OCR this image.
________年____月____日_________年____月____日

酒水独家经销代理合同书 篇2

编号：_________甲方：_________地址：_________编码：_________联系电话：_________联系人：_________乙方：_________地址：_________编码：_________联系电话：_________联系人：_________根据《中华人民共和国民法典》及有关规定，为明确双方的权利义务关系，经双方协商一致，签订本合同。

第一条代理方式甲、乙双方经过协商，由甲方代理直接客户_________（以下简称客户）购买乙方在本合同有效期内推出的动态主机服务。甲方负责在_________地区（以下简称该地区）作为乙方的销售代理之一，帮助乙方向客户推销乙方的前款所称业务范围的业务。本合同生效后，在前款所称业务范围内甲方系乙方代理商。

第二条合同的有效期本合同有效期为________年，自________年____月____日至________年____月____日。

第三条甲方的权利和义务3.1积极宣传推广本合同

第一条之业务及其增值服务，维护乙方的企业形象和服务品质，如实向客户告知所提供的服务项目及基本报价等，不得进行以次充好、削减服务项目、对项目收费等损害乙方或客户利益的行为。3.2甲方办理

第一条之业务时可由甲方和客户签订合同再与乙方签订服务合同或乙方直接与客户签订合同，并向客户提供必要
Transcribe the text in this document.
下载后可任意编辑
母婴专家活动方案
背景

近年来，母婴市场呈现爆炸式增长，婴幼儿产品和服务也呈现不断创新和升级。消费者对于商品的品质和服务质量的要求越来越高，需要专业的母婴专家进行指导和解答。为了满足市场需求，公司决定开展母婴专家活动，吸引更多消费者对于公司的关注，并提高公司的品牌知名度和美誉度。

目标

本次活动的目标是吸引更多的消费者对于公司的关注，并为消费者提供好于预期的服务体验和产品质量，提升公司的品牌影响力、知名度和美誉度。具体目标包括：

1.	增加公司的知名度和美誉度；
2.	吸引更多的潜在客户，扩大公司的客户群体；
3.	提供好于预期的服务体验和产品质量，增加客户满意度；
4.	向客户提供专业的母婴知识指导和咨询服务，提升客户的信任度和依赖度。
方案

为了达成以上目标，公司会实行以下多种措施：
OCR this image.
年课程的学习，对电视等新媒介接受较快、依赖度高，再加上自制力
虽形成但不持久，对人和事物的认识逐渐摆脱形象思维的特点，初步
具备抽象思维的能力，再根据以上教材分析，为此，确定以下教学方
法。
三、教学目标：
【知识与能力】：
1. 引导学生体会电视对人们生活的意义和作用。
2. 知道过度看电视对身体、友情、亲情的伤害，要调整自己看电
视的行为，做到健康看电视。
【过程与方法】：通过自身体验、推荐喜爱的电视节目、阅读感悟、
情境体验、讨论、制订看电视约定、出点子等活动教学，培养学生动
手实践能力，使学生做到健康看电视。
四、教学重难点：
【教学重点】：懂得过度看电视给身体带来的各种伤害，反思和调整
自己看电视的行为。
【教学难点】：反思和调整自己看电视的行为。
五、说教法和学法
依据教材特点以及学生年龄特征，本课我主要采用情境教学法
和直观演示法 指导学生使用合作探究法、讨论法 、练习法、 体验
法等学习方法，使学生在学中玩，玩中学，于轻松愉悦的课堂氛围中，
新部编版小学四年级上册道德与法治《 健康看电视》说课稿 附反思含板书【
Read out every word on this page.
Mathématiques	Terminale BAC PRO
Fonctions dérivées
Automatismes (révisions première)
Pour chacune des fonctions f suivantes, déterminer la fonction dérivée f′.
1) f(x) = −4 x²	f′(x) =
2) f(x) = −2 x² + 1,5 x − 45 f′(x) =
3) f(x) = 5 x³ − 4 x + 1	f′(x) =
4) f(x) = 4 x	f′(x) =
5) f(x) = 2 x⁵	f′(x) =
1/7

########################################

[Directions for this task] Everything from the line with "Read out every word on this page." to the end of the listing above needs to be duplicated exactly, both end lines included, with nothing more.

[Solution to this task]
Read out every word on this page.
Mathématiques	Terminale BAC PRO
Fonctions dérivées
Automatismes (révisions première)
Pour chacune des fonctions f suivantes, déterminer la fonction dérivée f′.
1) f(x) = −4 x²	f′(x) =
2) f(x) = −2 x² + 1,5 x − 45 f′(x) =
3) f(x) = 5 x³ − 4 x + 1	f′(x) =
4) f(x) = 4 x	f′(x) =
5) f(x) = 2 x⁵	f′(x) =
1/7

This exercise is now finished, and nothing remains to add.